Information shown:
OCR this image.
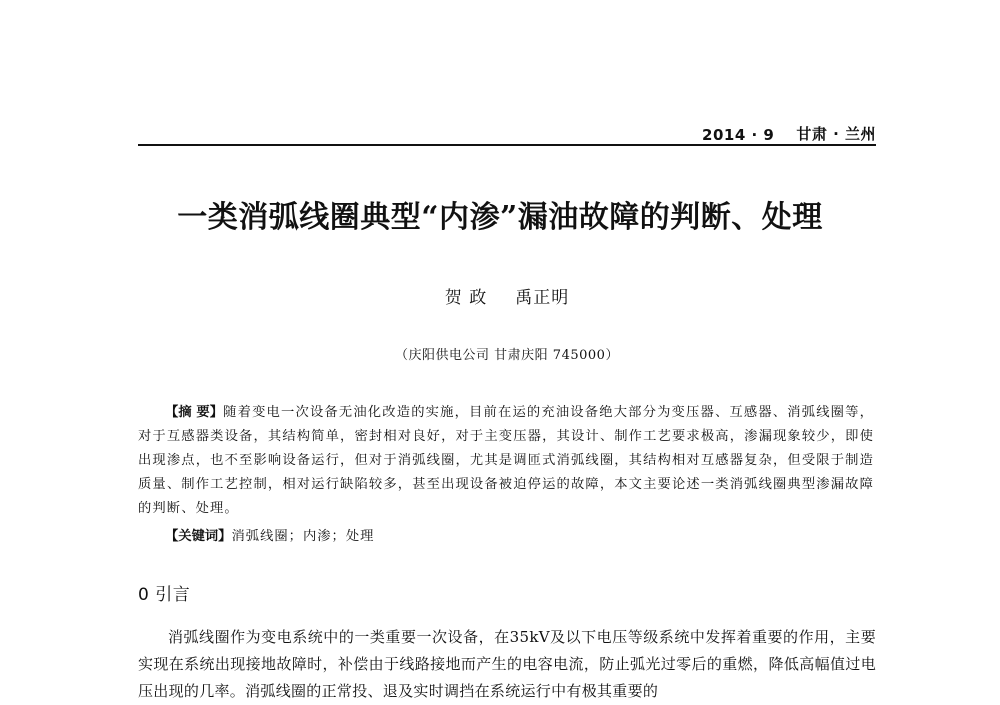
2014 · 9 甘肃 · 兰州
一类消弧线圈典型“内渗”漏油故障的判断、处理
贺 政 禹正明
（庆阳供电公司 甘肃庆阳 745000）
【摘 要】随着变电一次设备无油化改造的实施，目前在运的充油设备绝大部分为变压器、互感器、消弧线圈等，对于互感器类设备，其结构简单，密封相对良好，对于主变压器，其设计、制作工艺要求极高，渗漏现象较少，即使出现渗点，也不至影响设备运行，但对于消弧线圈，尤其是调匝式消弧线圈，其结构相对互感器复杂，但受限于制造质量、制作工艺控制，相对运行缺陷较多，甚至出现设备被迫停运的故障，本文主要论述一类消弧线圈典型渗漏故障的判断、处理。
【关键词】消弧线圈；内渗；处理
0 引言
消弧线圈作为变电系统中的一类重要一次设备，在35kV及以下电压等级系统中发挥着重要的作用，主要实现在系统出现接地故障时，补偿由于线路接地而产生的电容电流，防止弧光过零后的重燃，降低高幅值过电压出现的几率。消弧线圈的正常投、退及实时调挡在系统运行中有极其重要的
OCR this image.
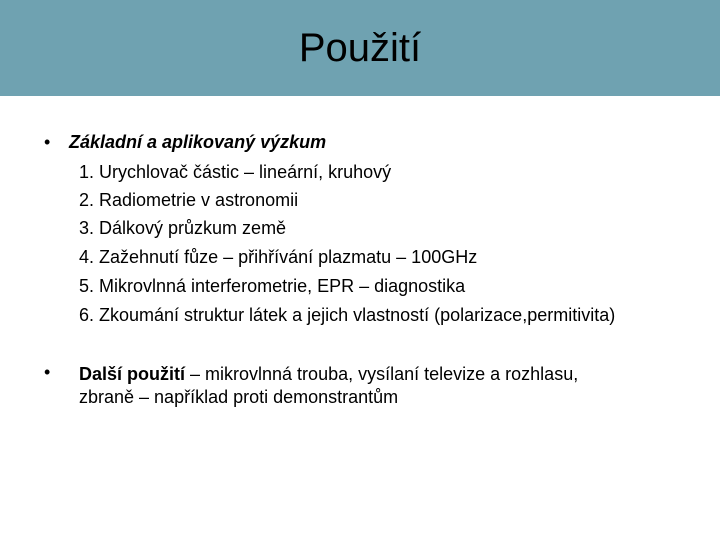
Použití
• Základní a aplikovaný výzkum
1. Urychlovač částic – lineární, kruhový
2. Radiometrie v astronomii
3. Dálkový průzkum země
4. Zažehnutí fůze – přihřívání plazmatu – 100GHz
5. Mikrovlnná interferometrie, EPR – diagnostika
6. Zkoumání struktur látek a jejich vlastností (polarizace,permitivita)
• Další použití – mikrovlnná trouba, vysílaní televize a rozhlasu,
zbraně – například proti demonstrantům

What needs to be done:
Give every line above again exactly, with no pictures.

Response below:
OCR this image.
2014 · 9 甘肃 · 兰州
一类消弧线圈典型“内渗”漏油故障的判断、处理
贺 政 禹正明
（庆阳供电公司 甘肃庆阳 745000）
【摘 要】随着变电一次设备无油化改造的实施，目前在运的充油设备绝大部分为变压器、互感器、消弧线圈等，对于互感器类设备，其结构简单，密封相对良好，对于主变压器，其设计、制作工艺要求极高，渗漏现象较少，即使出现渗点，也不至影响设备运行，但对于消弧线圈，尤其是调匝式消弧线圈，其结构相对互感器复杂，但受限于制造质量、制作工艺控制，相对运行缺陷较多，甚至出现设备被迫停运的故障，本文主要论述一类消弧线圈典型渗漏故障的判断、处理。
【关键词】消弧线圈；内渗；处理
0 引言
消弧线圈作为变电系统中的一类重要一次设备，在35kV及以下电压等级系统中发挥着重要的作用，主要实现在系统出现接地故障时，补偿由于线路接地而产生的电容电流，防止弧光过零后的重燃，降低高幅值过电压出现的几率。消弧线圈的正常投、退及实时调挡在系统运行中有极其重要的
OCR this image.
Použití
• Základní a aplikovaný výzkum
1. Urychlovač částic – lineární, kruhový
2. Radiometrie v astronomii
3. Dálkový průzkum země
4. Zažehnutí fůze – přihřívání plazmatu – 100GHz
5. Mikrovlnná interferometrie, EPR – diagnostika
6. Zkoumání struktur látek a jejich vlastností (polarizace,permitivita)
• Další použití – mikrovlnná trouba, vysílaní televize a rozhlasu,
zbraně – například proti demonstrantům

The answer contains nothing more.